==== Entries
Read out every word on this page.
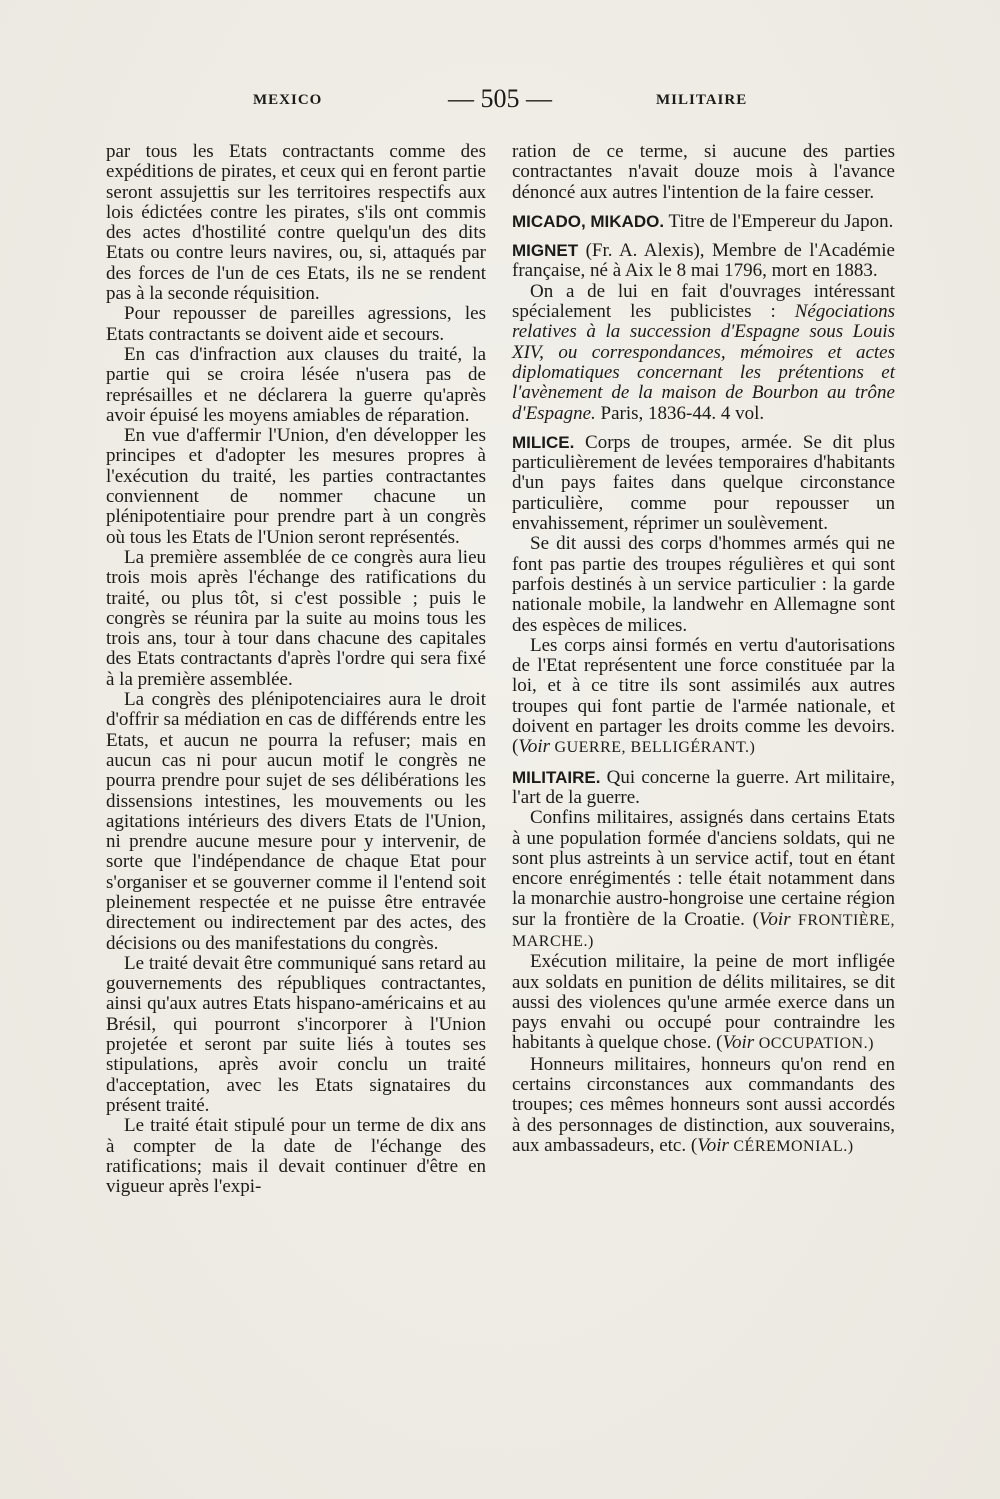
MEXICO	— 505 —	MILITAIRE

par tous les Etats contractants comme des expéditions de pirates, et ceux qui en feront partie seront assujettis sur les territoires respectifs aux lois édictées contre les pirates, s'ils ont commis des actes d'hostilité contre quelqu'un des dits Etats ou contre leurs navires, ou, si, attaqués par des forces de l'un de ces Etats, ils ne se rendent pas à la seconde réquisition.

Pour repousser de pareilles agressions, les Etats contractants se doivent aide et secours.

En cas d'infraction aux clauses du traité, la partie qui se croira lésée n'usera pas de représailles et ne déclarera la guerre qu'après avoir épuisé les moyens amiables de réparation.

En vue d'affermir l'Union, d'en développer les principes et d'adopter les mesures propres à l'exécution du traité, les parties contractantes conviennent de nommer chacune un plénipotentiaire pour prendre part à un congrès où tous les Etats de l'Union seront représentés.

La première assemblée de ce congrès aura lieu trois mois après l'échange des ratifications du traité, ou plus tôt, si c'est possible ; puis le congrès se réunira par la suite au moins tous les trois ans, tour à tour dans chacune des capitales des Etats contractants d'après l'ordre qui sera fixé à la première assemblée.

La congrès des plénipotenciaires aura le droit d'offrir sa médiation en cas de différends entre les Etats, et aucun ne pourra la refuser; mais en aucun cas ni pour aucun motif le congrès ne pourra prendre pour sujet de ses délibérations les dissensions intestines, les mouvements ou les agitations intérieurs des divers Etats de l'Union, ni prendre aucune mesure pour y intervenir, de sorte que l'indépendance de chaque Etat pour s'organiser et se gouverner comme il l'entend soit pleinement respectée et ne puisse être entravée directement ou indirectement par des actes, des décisions ou des manifestations du congrès.

Le traité devait être communiqué sans retard au gouvernements des républiques contractantes, ainsi qu'aux autres Etats hispano-américains et au Brésil, qui pourront s'incorporer à l'Union projetée et seront par suite liés à toutes ses stipulations, après avoir conclu un traité d'acceptation, avec les Etats signataires du présent traité.

Le traité était stipulé pour un terme de dix ans à compter de la date de l'échange des ratifications; mais il devait continuer d'être en vigueur après l'expi-

ration de ce terme, si aucune des parties contractantes n'avait douze mois à l'avance dénoncé aux autres l'intention de la faire cesser.

MICADO, MIKADO. Titre de l'Empereur du Japon.

MIGNET (Fr. A. Alexis), Membre de l'Académie française, né à Aix le 8 mai 1796, mort en 1883.

On a de lui en fait d'ouvrages intéressant spécialement les publicistes : Négociations relatives à la succession d'Espagne sous Louis XIV, ou correspondances, mémoires et actes diplomatiques concernant les prétentions et l'avènement de la maison de Bourbon au trône d'Espagne. Paris, 1836-44. 4 vol.

MILICE. Corps de troupes, armée. Se dit plus particulièrement de levées temporaires d'habitants d'un pays faites dans quelque circonstance particulière, comme pour repousser un envahissement, réprimer un soulèvement.

Se dit aussi des corps d'hommes armés qui ne font pas partie des troupes régulières et qui sont parfois destinés à un service particulier : la garde nationale mobile, la landwehr en Allemagne sont des espèces de milices.

Les corps ainsi formés en vertu d'autorisations de l'Etat représentent une force constituée par la loi, et à ce titre ils sont assimilés aux autres troupes qui font partie de l'armée nationale, et doivent en partager les droits comme les devoirs. (Voir GUERRE, BELLIGÉRANT.)

MILITAIRE. Qui concerne la guerre. Art militaire, l'art de la guerre.

Confins militaires, assignés dans certains Etats à une population formée d'anciens soldats, qui ne sont plus astreints à un service actif, tout en étant encore enrégimentés : telle était notamment dans la monarchie austro-hongroise une certaine région sur la frontière de la Croatie. (Voir FRONTIÈRE, MARCHE.)

Exécution militaire, la peine de mort infligée aux soldats en punition de délits militaires, se dit aussi des violences qu'une armée exerce dans un pays envahi ou occupé pour contraindre les habitants à quelque chose. (Voir OCCUPATION.)

Honneurs militaires, honneurs qu'on rend en certains circonstances aux commandants des troupes; ces mêmes honneurs sont aussi accordés à des personnages de distinction, aux souverains, aux ambassadeurs, etc. (Voir CÉREMONIAL.)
========
#### [Given task]
Make an exact copy of all entries above, dropping the images.

#### [Correct answer]
Read out every word on this page.
MEXICO	— 505 —	MILITAIRE

par tous les Etats contractants comme des expéditions de pirates, et ceux qui en feront partie seront assujettis sur les territoires respectifs aux lois édictées contre les pirates, s'ils ont commis des actes d'hostilité contre quelqu'un des dits Etats ou contre leurs navires, ou, si, attaqués par des forces de l'un de ces Etats, ils ne se rendent pas à la seconde réquisition.

Pour repousser de pareilles agressions, les Etats contractants se doivent aide et secours.

En cas d'infraction aux clauses du traité, la partie qui se croira lésée n'usera pas de représailles et ne déclarera la guerre qu'après avoir épuisé les moyens amiables de réparation.

En vue d'affermir l'Union, d'en développer les principes et d'adopter les mesures propres à l'exécution du traité, les parties contractantes conviennent de nommer chacune un plénipotentiaire pour prendre part à un congrès où tous les Etats de l'Union seront représentés.

La première assemblée de ce congrès aura lieu trois mois après l'échange des ratifications du traité, ou plus tôt, si c'est possible ; puis le congrès se réunira par la suite au moins tous les trois ans, tour à tour dans chacune des capitales des Etats contractants d'après l'ordre qui sera fixé à la première assemblée.

La congrès des plénipotenciaires aura le droit d'offrir sa médiation en cas de différends entre les Etats, et aucun ne pourra la refuser; mais en aucun cas ni pour aucun motif le congrès ne pourra prendre pour sujet de ses délibérations les dissensions intestines, les mouvements ou les agitations intérieurs des divers Etats de l'Union, ni prendre aucune mesure pour y intervenir, de sorte que l'indépendance de chaque Etat pour s'organiser et se gouverner comme il l'entend soit pleinement respectée et ne puisse être entravée directement ou indirectement par des actes, des décisions ou des manifestations du congrès.

Le traité devait être communiqué sans retard au gouvernements des républiques contractantes, ainsi qu'aux autres Etats hispano-américains et au Brésil, qui pourront s'incorporer à l'Union projetée et seront par suite liés à toutes ses stipulations, après avoir conclu un traité d'acceptation, avec les Etats signataires du présent traité.

Le traité était stipulé pour un terme de dix ans à compter de la date de l'échange des ratifications; mais il devait continuer d'être en vigueur après l'expi-

ration de ce terme, si aucune des parties contractantes n'avait douze mois à l'avance dénoncé aux autres l'intention de la faire cesser.

MICADO, MIKADO. Titre de l'Empereur du Japon.

MIGNET (Fr. A. Alexis), Membre de l'Académie française, né à Aix le 8 mai 1796, mort en 1883.

On a de lui en fait d'ouvrages intéressant spécialement les publicistes : Négociations relatives à la succession d'Espagne sous Louis XIV, ou correspondances, mémoires et actes diplomatiques concernant les prétentions et l'avènement de la maison de Bourbon au trône d'Espagne. Paris, 1836-44. 4 vol.

MILICE. Corps de troupes, armée. Se dit plus particulièrement de levées temporaires d'habitants d'un pays faites dans quelque circonstance particulière, comme pour repousser un envahissement, réprimer un soulèvement.

Se dit aussi des corps d'hommes armés qui ne font pas partie des troupes régulières et qui sont parfois destinés à un service particulier : la garde nationale mobile, la landwehr en Allemagne sont des espèces de milices.

Les corps ainsi formés en vertu d'autorisations de l'Etat représentent une force constituée par la loi, et à ce titre ils sont assimilés aux autres troupes qui font partie de l'armée nationale, et doivent en partager les droits comme les devoirs. (Voir GUERRE, BELLIGÉRANT.)

MILITAIRE. Qui concerne la guerre. Art militaire, l'art de la guerre.

Confins militaires, assignés dans certains Etats à une population formée d'anciens soldats, qui ne sont plus astreints à un service actif, tout en étant encore enrégimentés : telle était notamment dans la monarchie austro-hongroise une certaine région sur la frontière de la Croatie. (Voir FRONTIÈRE, MARCHE.)

Exécution militaire, la peine de mort infligée aux soldats en punition de délits militaires, se dit aussi des violences qu'une armée exerce dans un pays envahi ou occupé pour contraindre les habitants à quelque chose. (Voir OCCUPATION.)

Honneurs militaires, honneurs qu'on rend en certains circonstances aux commandants des troupes; ces mêmes honneurs sont aussi accordés à des personnages de distinction, aux souverains, aux ambassadeurs, etc. (Voir CÉREMONIAL.)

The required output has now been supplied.